## YOUR INSTRUCTIONS
Set every record down verbatim and omit the pictures.

───── RECORDS PROVIDED ─────

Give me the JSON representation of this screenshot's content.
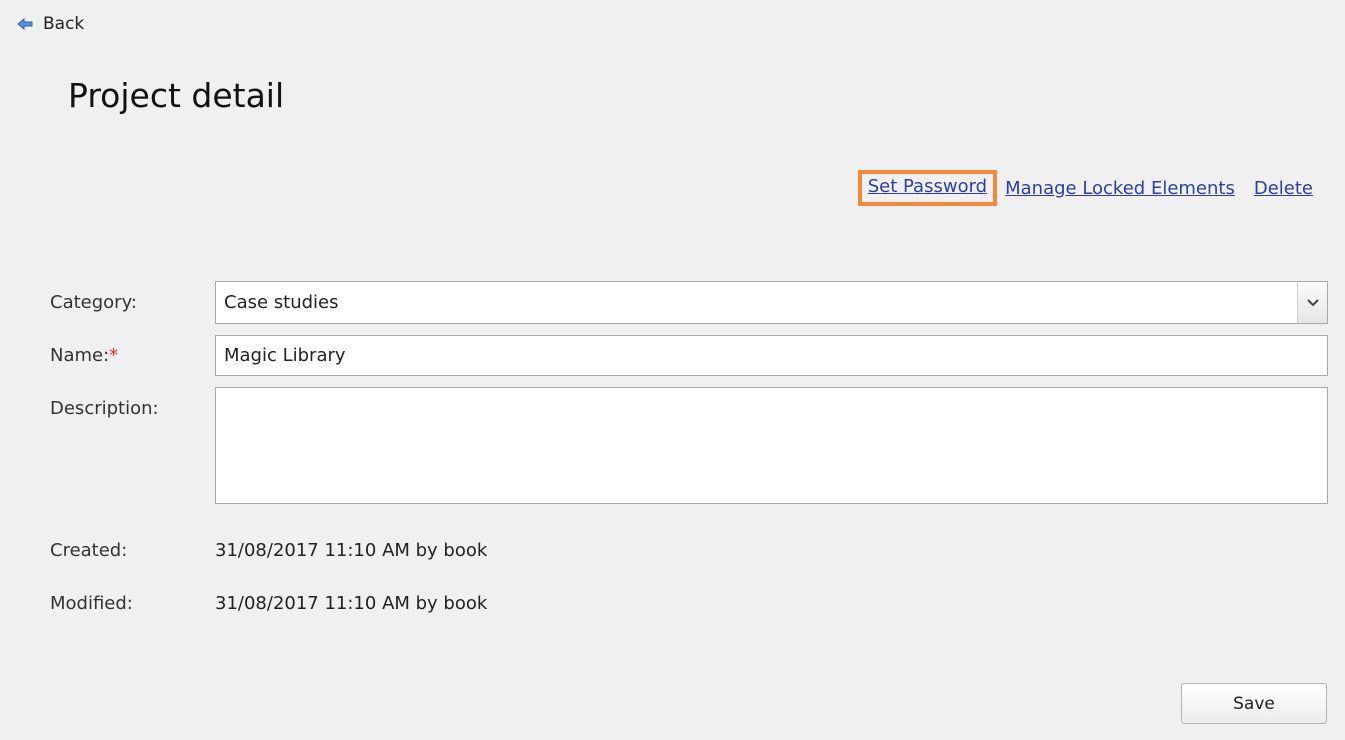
{
  "nav": {
    "back_label": "Back",
    "back_icon": "left-arrow-icon"
  },
  "page": {
    "title": "Project detail"
  },
  "actions": {
    "set_password": "Set Password",
    "manage_locked": "Manage Locked Elements",
    "delete": "Delete",
    "highlight_color": "#f08a3c",
    "link_color": "#2d3fa3"
  },
  "form": {
    "category": {
      "label": "Category:",
      "value": "Case studies"
    },
    "name": {
      "label": "Name:",
      "required_mark": "*",
      "value": "Magic Library"
    },
    "description": {
      "label": "Description:",
      "value": ""
    }
  },
  "meta": {
    "created_label": "Created:",
    "created_value": "31/08/2017 11:10 AM by book",
    "modified_label": "Modified:",
    "modified_value": "31/08/2017 11:10 AM by book"
  },
  "footer": {
    "save_label": "Save"
  }
}
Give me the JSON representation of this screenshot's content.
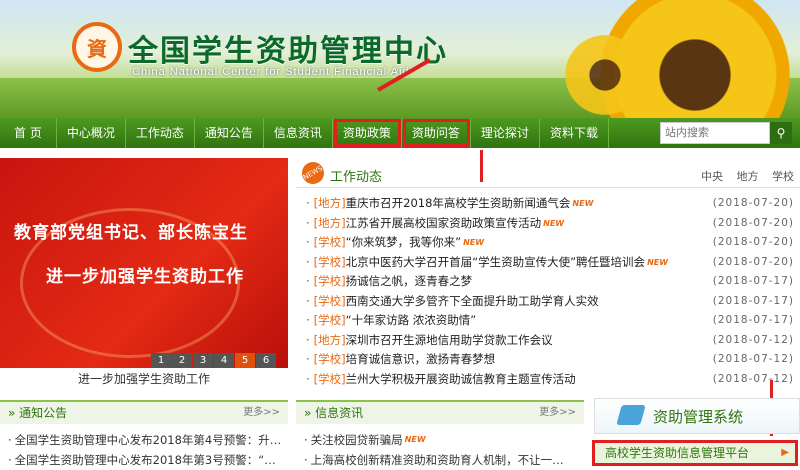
{
  "header": {
    "logo_text": "資",
    "title": "全国学生资助管理中心",
    "subtitle": "China National Center for Student Financial Aid"
  },
  "nav": {
    "items": [
      "首 页",
      "中心概况",
      "工作动态",
      "通知公告",
      "信息资讯",
      "资助政策",
      "资助问答",
      "理论探讨",
      "资料下载"
    ],
    "search_placeholder": "站内搜索",
    "search_icon": "search-icon"
  },
  "carousel": {
    "line1": "教育部党组书记、部长陈宝生",
    "line2": "进一步加强学生资助工作",
    "pages": [
      "1",
      "2",
      "3",
      "4",
      "5",
      "6"
    ],
    "active_page": "5",
    "caption": "进一步加强学生资助工作"
  },
  "news": {
    "badge": "NEWS",
    "title": "工作动态",
    "tabs": [
      "中央",
      "地方",
      "学校"
    ],
    "items": [
      {
        "cat": "[地方]",
        "title": "重庆市召开2018年高校学生资助新闻通气会",
        "new": true,
        "date": "(2018-07-20)"
      },
      {
        "cat": "[地方]",
        "title": "江苏省开展高校国家资助政策宣传活动",
        "new": true,
        "date": "(2018-07-20)"
      },
      {
        "cat": "[学校]",
        "title": "“你来筑梦，我等你来”",
        "new": true,
        "date": "(2018-07-20)"
      },
      {
        "cat": "[学校]",
        "title": "北京中医药大学召开首届“学生资助宣传大使”聘任暨培训会",
        "new": true,
        "date": "(2018-07-20)"
      },
      {
        "cat": "[学校]",
        "title": "扬诚信之帆，逐青春之梦",
        "new": false,
        "date": "(2018-07-17)"
      },
      {
        "cat": "[学校]",
        "title": "西南交通大学多管齐下全面提升助工助学育人实效",
        "new": false,
        "date": "(2018-07-17)"
      },
      {
        "cat": "[学校]",
        "title": "“十年家访路 浓浓资助情”",
        "new": false,
        "date": "(2018-07-17)"
      },
      {
        "cat": "[地方]",
        "title": "深圳市召开生源地信用助学贷款工作会议",
        "new": false,
        "date": "(2018-07-12)"
      },
      {
        "cat": "[学校]",
        "title": "培育诚信意识，激扬青春梦想",
        "new": false,
        "date": "(2018-07-12)"
      },
      {
        "cat": "[学校]",
        "title": "兰州大学积极开展资助诚信教育主题宣传活动",
        "new": false,
        "date": "(2018-07-12)"
      }
    ]
  },
  "notices": {
    "title": "通知公告",
    "more": "更多>>",
    "items": [
      "全国学生资助管理中心发布2018年第4号预警：升…",
      "全国学生资助管理中心发布2018年第3号预警：“…"
    ]
  },
  "info": {
    "title": "信息资讯",
    "more": "更多>>",
    "items": [
      {
        "text": "关注校园贷新骗局",
        "new": true
      },
      {
        "text": "上海高校创新精准资助和资助育人机制，不让一…",
        "new": false
      }
    ]
  },
  "system": {
    "title": "资助管理系统",
    "platform": "高校学生资助信息管理平台"
  },
  "colors": {
    "nav_green": "#2f7410",
    "accent_orange": "#e86a12",
    "highlight_red": "#e02020"
  }
}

─────

## WORKED SOLUTION
Give me the JSON representation of this screenshot's content.
{
  "nav": {
    "back_label": "Back",
    "back_icon": "left-arrow-icon"
  },
  "page": {
    "title": "Project detail"
  },
  "actions": {
    "set_password": "Set Password",
    "manage_locked": "Manage Locked Elements",
    "delete": "Delete",
    "highlight_color": "#f08a3c",
    "link_color": "#2d3fa3"
  },
  "form": {
    "category": {
      "label": "Category:",
      "value": "Case studies"
    },
    "name": {
      "label": "Name:",
      "required_mark": "*",
      "value": "Magic Library"
    },
    "description": {
      "label": "Description:",
      "value": ""
    }
  },
  "meta": {
    "created_label": "Created:",
    "created_value": "31/08/2017 11:10 AM by book",
    "modified_label": "Modified:",
    "modified_value": "31/08/2017 11:10 AM by book"
  },
  "footer": {
    "save_label": "Save"
  }
}
Give me the JSON representation of this screenshot's content.
{
  "header": {
    "logo_text": "資",
    "title": "全国学生资助管理中心",
    "subtitle": "China National Center for Student Financial Aid"
  },
  "nav": {
    "items": [
      "首 页",
      "中心概况",
      "工作动态",
      "通知公告",
      "信息资讯",
      "资助政策",
      "资助问答",
      "理论探讨",
      "资料下载"
    ],
    "search_placeholder": "站内搜索",
    "search_icon": "search-icon"
  },
  "carousel": {
    "line1": "教育部党组书记、部长陈宝生",
    "line2": "进一步加强学生资助工作",
    "pages": [
      "1",
      "2",
      "3",
      "4",
      "5",
      "6"
    ],
    "active_page": "5",
    "caption": "进一步加强学生资助工作"
  },
  "news": {
    "badge": "NEWS",
    "title": "工作动态",
    "tabs": [
      "中央",
      "地方",
      "学校"
    ],
    "items": [
      {
        "cat": "[地方]",
        "title": "重庆市召开2018年高校学生资助新闻通气会",
        "new": true,
        "date": "(2018-07-20)"
      },
      {
        "cat": "[地方]",
        "title": "江苏省开展高校国家资助政策宣传活动",
        "new": true,
        "date": "(2018-07-20)"
      },
      {
        "cat": "[学校]",
        "title": "“你来筑梦，我等你来”",
        "new": true,
        "date": "(2018-07-20)"
      },
      {
        "cat": "[学校]",
        "title": "北京中医药大学召开首届“学生资助宣传大使”聘任暨培训会",
        "new": true,
        "date": "(2018-07-20)"
      },
      {
        "cat": "[学校]",
        "title": "扬诚信之帆，逐青春之梦",
        "new": false,
        "date": "(2018-07-17)"
      },
      {
        "cat": "[学校]",
        "title": "西南交通大学多管齐下全面提升助工助学育人实效",
        "new": false,
        "date": "(2018-07-17)"
      },
      {
        "cat": "[学校]",
        "title": "“十年家访路 浓浓资助情”",
        "new": false,
        "date": "(2018-07-17)"
      },
      {
        "cat": "[地方]",
        "title": "深圳市召开生源地信用助学贷款工作会议",
        "new": false,
        "date": "(2018-07-12)"
      },
      {
        "cat": "[学校]",
        "title": "培育诚信意识，激扬青春梦想",
        "new": false,
        "date": "(2018-07-12)"
      },
      {
        "cat": "[学校]",
        "title": "兰州大学积极开展资助诚信教育主题宣传活动",
        "new": false,
        "date": "(2018-07-12)"
      }
    ]
  },
  "notices": {
    "title": "通知公告",
    "more": "更多>>",
    "items": [
      "全国学生资助管理中心发布2018年第4号预警：升…",
      "全国学生资助管理中心发布2018年第3号预警：“…"
    ]
  },
  "info": {
    "title": "信息资讯",
    "more": "更多>>",
    "items": [
      {
        "text": "关注校园贷新骗局",
        "new": true
      },
      {
        "text": "上海高校创新精准资助和资助育人机制，不让一…",
        "new": false
      }
    ]
  },
  "system": {
    "title": "资助管理系统",
    "platform": "高校学生资助信息管理平台"
  },
  "colors": {
    "nav_green": "#2f7410",
    "accent_orange": "#e86a12",
    "highlight_red": "#e02020"
  }
}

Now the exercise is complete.